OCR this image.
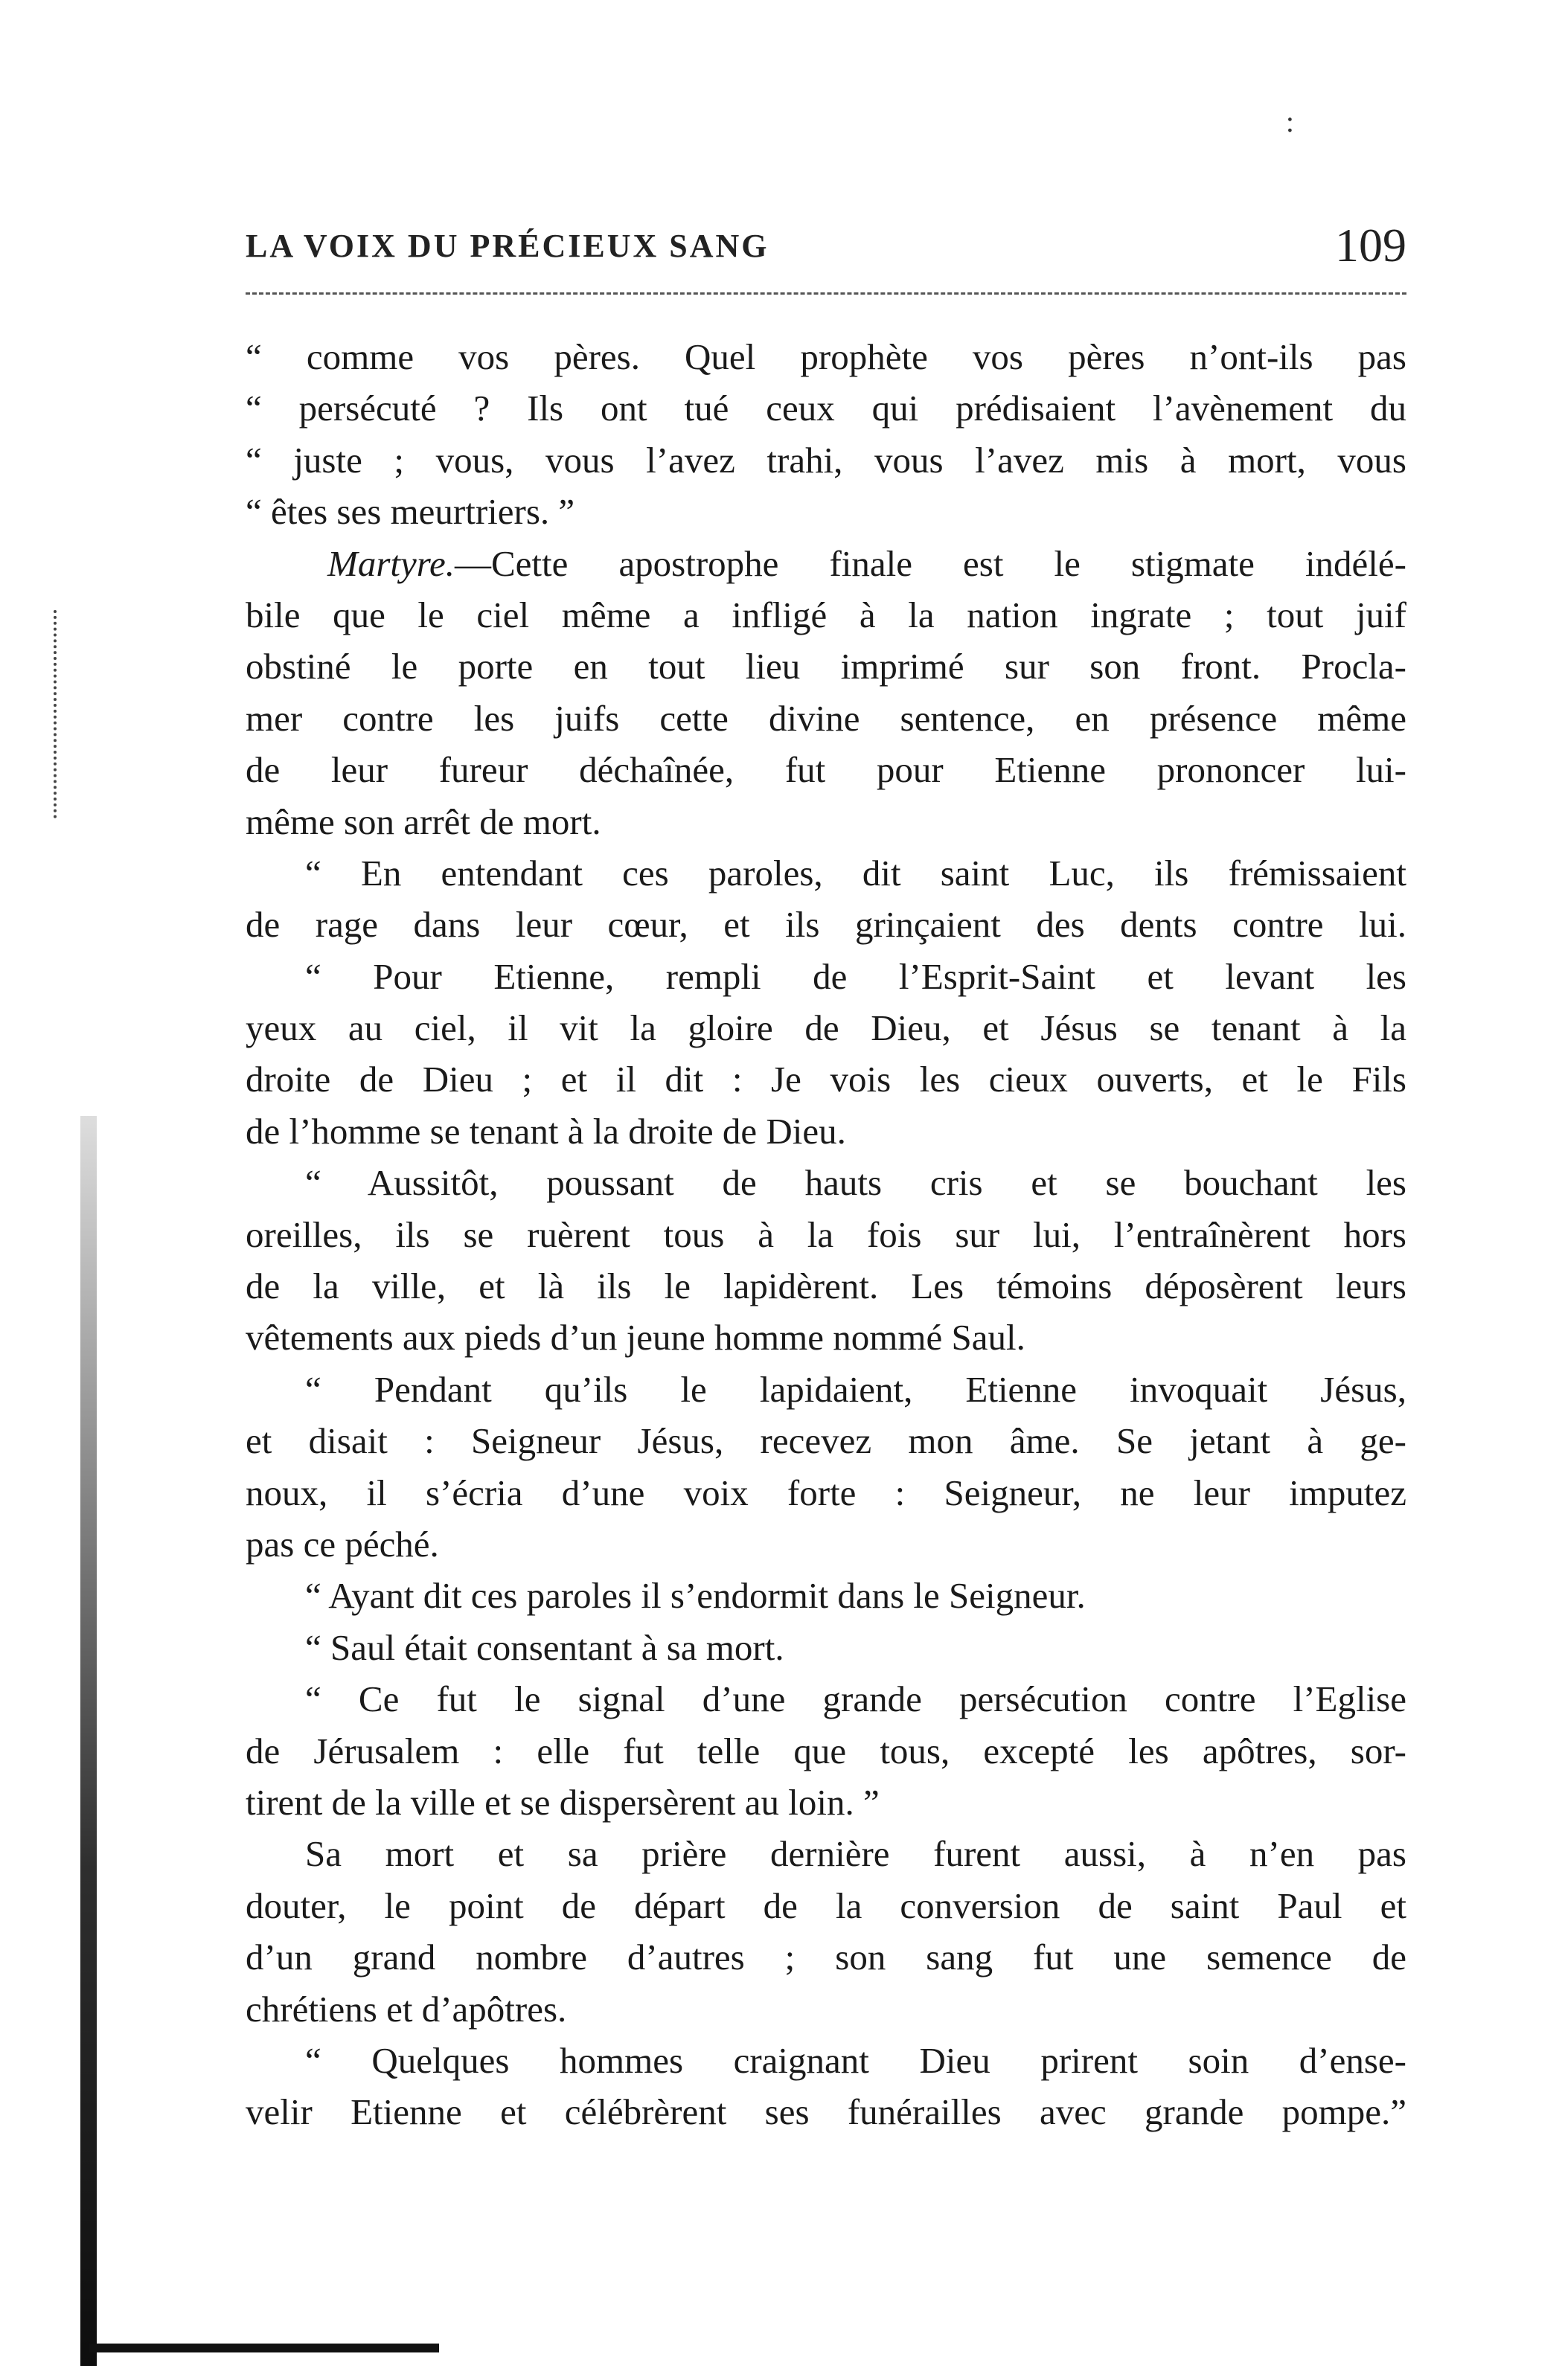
:
LA VOIX DU PRÉCIEUX SANG	109
“ comme vos pères. Quel prophète vos pères n’ont-ils pas
“ persécuté ? Ils ont tué ceux qui prédisaient l’avènement du
“ juste ; vous, vous l’avez trahi, vous l’avez mis à mort, vous
“ êtes ses meurtriers. ”
Martyre.—Cette apostrophe finale est le stigmate indélé-
bile que le ciel même a infligé à la nation ingrate ; tout juif
obstiné le porte en tout lieu imprimé sur son front. Procla-
mer contre les juifs cette divine sentence, en présence même
de leur fureur déchaînée, fut pour Etienne prononcer lui-
même son arrêt de mort.
“ En entendant ces paroles, dit saint Luc, ils frémissaient
de rage dans leur cœur, et ils grinçaient des dents contre lui.
“ Pour Etienne, rempli de l’Esprit-Saint et levant les
yeux au ciel, il vit la gloire de Dieu, et Jésus se tenant à la
droite de Dieu ; et il dit : Je vois les cieux ouverts, et le Fils
de l’homme se tenant à la droite de Dieu.
“ Aussitôt, poussant de hauts cris et se bouchant les
oreilles, ils se ruèrent tous à la fois sur lui, l’entraînèrent hors
de la ville, et là ils le lapidèrent. Les témoins déposèrent leurs
vêtements aux pieds d’un jeune homme nommé Saul.
“ Pendant qu’ils le lapidaient, Etienne invoquait Jésus,
et disait : Seigneur Jésus, recevez mon âme. Se jetant à ge-
noux, il s’écria d’une voix forte : Seigneur, ne leur imputez
pas ce péché.
“ Ayant dit ces paroles il s’endormit dans le Seigneur.
“ Saul était consentant à sa mort.
“ Ce fut le signal d’une grande persécution contre l’Eglise
de Jérusalem : elle fut telle que tous, excepté les apôtres, sor-
tirent de la ville et se dispersèrent au loin. ”
Sa mort et sa prière dernière furent aussi, à n’en pas
douter, le point de départ de la conversion de saint Paul et
d’un grand nombre d’autres ; son sang fut une semence de
chrétiens et d’apôtres.
“ Quelques hommes craignant Dieu prirent soin d’ense-
velir Etienne et célébrèrent ses funérailles avec grande pompe.”
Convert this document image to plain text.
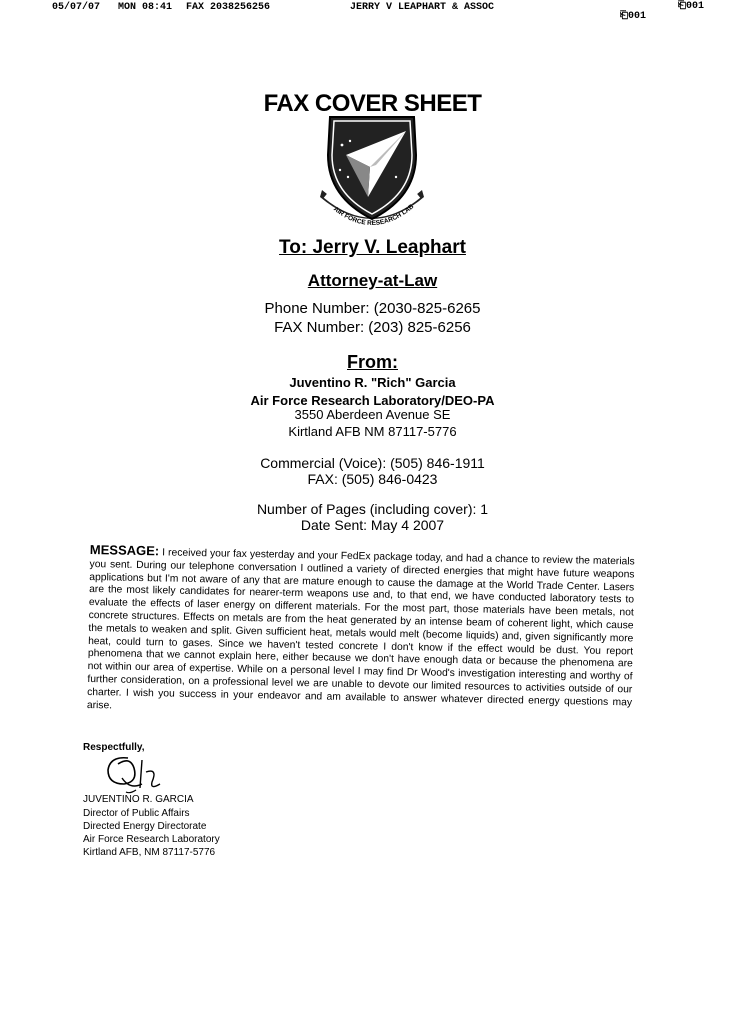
05/07/07 MON 08:41 FAX 2038256256	JERRY V LEAPHART & ASSOC
⎗001
⎗001
FAX COVER SHEET
AIR FORCE RESEARCH LAB
To: Jerry V. Leaphart
Attorney-at-Law
Phone Number: (2030-825-6265
FAX Number: (203) 825-6256
From:
Juventino R. "Rich" Garcia
Air Force Research Laboratory/DEO-PA
3550 Aberdeen Avenue SE
Kirtland AFB NM 87117-5776
Commercial (Voice): (505) 846-1911
FAX: (505) 846-0423
Number of Pages (including cover): 1
Date Sent: May 4 2007
MESSAGE: I received your fax yesterday and your FedEx package today, and had a chance to review the materials you sent. During our telephone conversation I outlined a variety of directed energies that might have future weapons applications but I'm not aware of any that are mature enough to cause the damage at the World Trade Center. Lasers are the most likely candidates for nearer-term weapons use and, to that end, we have conducted laboratory tests to evaluate the effects of laser energy on different materials. For the most part, those materials have been metals, not concrete structures. Effects on metals are from the heat generated by an intense beam of coherent light, which cause the metals to weaken and split. Given sufficient heat, metals would melt (become liquids) and, given significantly more heat, could turn to gases. Since we haven't tested concrete I don't know if the effect would be dust. You report phenomena that we cannot explain here, either because we don't have enough data or because the phenomena are not within our area of expertise. While on a personal level I may find Dr Wood's investigation interesting and worthy of further consideration, on a professional level we are unable to devote our limited resources to activities outside of our charter. I wish you success in your endeavor and am available to answer whatever directed energy questions may arise.
Respectfully,
JUVENTINO R. GARCIA
Director of Public Affairs
Directed Energy Directorate
Air Force Research Laboratory
Kirtland AFB, NM 87117-5776
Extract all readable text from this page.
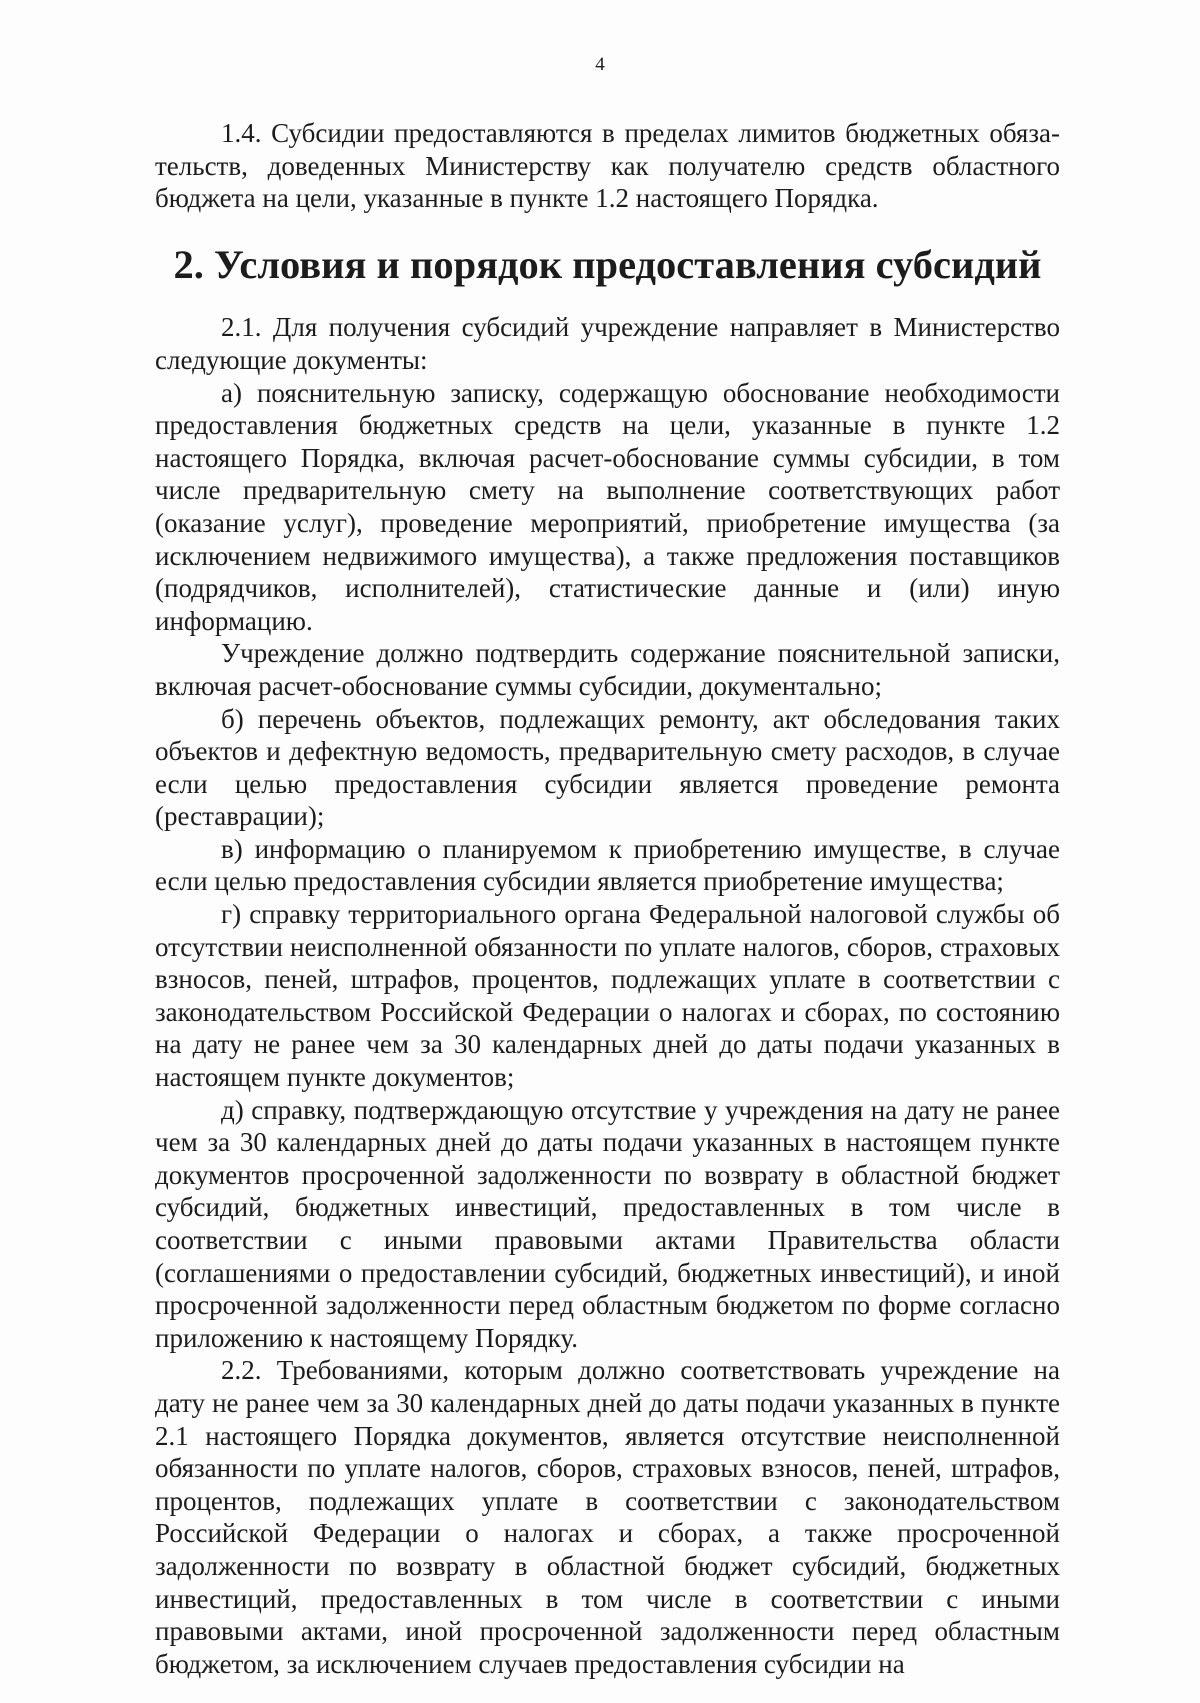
4

1.4. Субсидии предоставляются в пределах лимитов бюджетных обязательств, доведенных Министерству как получателю средств областного бюджета на цели, указанные в пункте 1.2 настоящего Порядка.

2. Условия и порядок предоставления субсидий

2.1. Для получения субсидий учреждение направляет в Министерство следующие документы:

а) пояснительную записку, содержащую обоснование необходимости предоставления бюджетных средств на цели, указанные в пункте 1.2 настоящего Порядка, включая расчет-обоснование суммы субсидии, в том числе предварительную смету на выполнение соответствующих работ (оказание услуг), проведение мероприятий, приобретение имущества (за исключением недвижимого имущества), а также предложения поставщиков (подрядчиков, исполнителей), статистические данные и (или) иную информацию.

Учреждение должно подтвердить содержание пояснительной записки, включая расчет-обоснование суммы субсидии, документально;

б) перечень объектов, подлежащих ремонту, акт обследования таких объектов и дефектную ведомость, предварительную смету расходов, в случае если целью предоставления субсидии является проведение ремонта (реставрации);

в) информацию о планируемом к приобретению имуществе, в случае если целью предоставления субсидии является приобретение имущества;

г) справку территориального органа Федеральной налоговой службы об отсутствии неисполненной обязанности по уплате налогов, сборов, страховых взносов, пеней, штрафов, процентов, подлежащих уплате в соответствии с законодательством Российской Федерации о налогах и сборах, по состоянию на дату не ранее чем за 30 календарных дней до даты подачи указанных в настоящем пункте документов;

д) справку, подтверждающую отсутствие у учреждения на дату не ранее чем за 30 календарных дней до даты подачи указанных в настоящем пункте документов просроченной задолженности по возврату в областной бюджет субсидий, бюджетных инвестиций, предоставленных в том числе в соответствии с иными правовыми актами Правительства области (соглашениями о предоставлении субсидий, бюджетных инвестиций), и иной просроченной задолженности перед областным бюджетом по форме согласно приложению к настоящему Порядку.

2.2. Требованиями, которым должно соответствовать учреждение на дату не ранее чем за 30 календарных дней до даты подачи указанных в пункте 2.1 настоящего Порядка документов, является отсутствие неисполненной обязанности по уплате налогов, сборов, страховых взносов, пеней, штрафов, процентов, подлежащих уплате в соответствии с законодательством Российской Федерации о налогах и сборах, а также просроченной задолженности по возврату в областной бюджет субсидий, бюджетных инвестиций, предоставленных в том числе в соответствии с иными правовыми актами, иной просроченной задолженности перед областным бюджетом, за исключением случаев предоставления субсидии на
###
## REQUIREMENT:
Of all the lines in the listing above, how many include "ville"? Write only the number.

## CORRECT OUTPUT:
2